» Aim of the exercise
Identify each line containing the word "groeien" and copy it.

### Data listing ###

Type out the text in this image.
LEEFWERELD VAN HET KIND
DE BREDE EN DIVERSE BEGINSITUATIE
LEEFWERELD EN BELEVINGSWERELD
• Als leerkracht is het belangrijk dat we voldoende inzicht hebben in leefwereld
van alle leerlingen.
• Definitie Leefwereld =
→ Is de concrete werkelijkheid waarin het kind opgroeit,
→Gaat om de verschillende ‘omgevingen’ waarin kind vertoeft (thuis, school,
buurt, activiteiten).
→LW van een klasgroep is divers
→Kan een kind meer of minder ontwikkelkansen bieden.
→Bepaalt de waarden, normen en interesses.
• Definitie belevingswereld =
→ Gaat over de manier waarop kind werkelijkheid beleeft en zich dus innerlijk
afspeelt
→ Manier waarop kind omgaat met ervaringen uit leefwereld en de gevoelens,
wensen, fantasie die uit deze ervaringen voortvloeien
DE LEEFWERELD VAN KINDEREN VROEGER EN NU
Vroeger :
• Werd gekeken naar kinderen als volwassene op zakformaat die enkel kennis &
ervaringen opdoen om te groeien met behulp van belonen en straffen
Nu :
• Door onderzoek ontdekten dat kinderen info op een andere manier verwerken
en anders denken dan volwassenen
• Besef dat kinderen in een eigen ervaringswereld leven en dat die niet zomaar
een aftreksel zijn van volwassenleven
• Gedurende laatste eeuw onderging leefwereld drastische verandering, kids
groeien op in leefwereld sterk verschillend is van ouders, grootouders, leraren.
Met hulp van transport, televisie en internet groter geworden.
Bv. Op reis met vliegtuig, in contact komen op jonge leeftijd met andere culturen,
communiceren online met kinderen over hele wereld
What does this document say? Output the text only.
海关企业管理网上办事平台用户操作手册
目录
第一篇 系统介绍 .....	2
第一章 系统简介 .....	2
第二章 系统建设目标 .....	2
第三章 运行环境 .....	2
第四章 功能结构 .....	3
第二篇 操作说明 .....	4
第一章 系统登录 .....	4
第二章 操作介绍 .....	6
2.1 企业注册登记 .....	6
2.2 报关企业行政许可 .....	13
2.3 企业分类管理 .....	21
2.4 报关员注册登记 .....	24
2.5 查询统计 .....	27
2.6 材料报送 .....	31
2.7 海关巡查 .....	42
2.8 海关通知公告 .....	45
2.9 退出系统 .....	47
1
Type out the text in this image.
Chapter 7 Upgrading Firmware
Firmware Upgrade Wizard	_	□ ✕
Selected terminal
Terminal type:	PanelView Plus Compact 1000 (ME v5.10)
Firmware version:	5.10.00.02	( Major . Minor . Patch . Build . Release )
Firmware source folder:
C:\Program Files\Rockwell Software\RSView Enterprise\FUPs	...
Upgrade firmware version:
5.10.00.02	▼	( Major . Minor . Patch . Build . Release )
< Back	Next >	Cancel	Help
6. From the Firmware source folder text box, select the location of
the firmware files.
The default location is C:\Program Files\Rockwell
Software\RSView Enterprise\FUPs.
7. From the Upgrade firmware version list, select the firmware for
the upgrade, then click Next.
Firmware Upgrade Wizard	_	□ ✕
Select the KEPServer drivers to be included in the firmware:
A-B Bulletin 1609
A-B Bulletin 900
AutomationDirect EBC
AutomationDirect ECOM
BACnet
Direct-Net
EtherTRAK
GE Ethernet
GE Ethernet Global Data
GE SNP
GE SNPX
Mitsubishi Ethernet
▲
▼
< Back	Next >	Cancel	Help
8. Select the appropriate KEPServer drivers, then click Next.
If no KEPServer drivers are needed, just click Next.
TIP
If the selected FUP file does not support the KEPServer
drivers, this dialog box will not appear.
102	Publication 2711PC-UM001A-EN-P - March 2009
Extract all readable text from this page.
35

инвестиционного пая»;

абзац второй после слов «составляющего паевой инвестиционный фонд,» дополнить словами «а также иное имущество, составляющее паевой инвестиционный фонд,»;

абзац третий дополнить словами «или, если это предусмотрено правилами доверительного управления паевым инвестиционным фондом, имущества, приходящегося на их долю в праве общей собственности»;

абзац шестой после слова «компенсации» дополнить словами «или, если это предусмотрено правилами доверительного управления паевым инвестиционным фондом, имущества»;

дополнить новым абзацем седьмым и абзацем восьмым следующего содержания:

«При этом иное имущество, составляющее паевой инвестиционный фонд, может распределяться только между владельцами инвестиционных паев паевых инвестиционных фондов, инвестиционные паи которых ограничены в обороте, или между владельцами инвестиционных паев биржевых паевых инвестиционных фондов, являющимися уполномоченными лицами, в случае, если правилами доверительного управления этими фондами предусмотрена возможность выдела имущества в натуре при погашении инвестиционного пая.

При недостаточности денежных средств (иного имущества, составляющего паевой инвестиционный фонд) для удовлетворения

###

» Correct output
ervaringen opdoen om te groeien met behulp van belonen en straffen
groeien op in leefwereld sterk verschillend is van ouders, grootouders, leraren.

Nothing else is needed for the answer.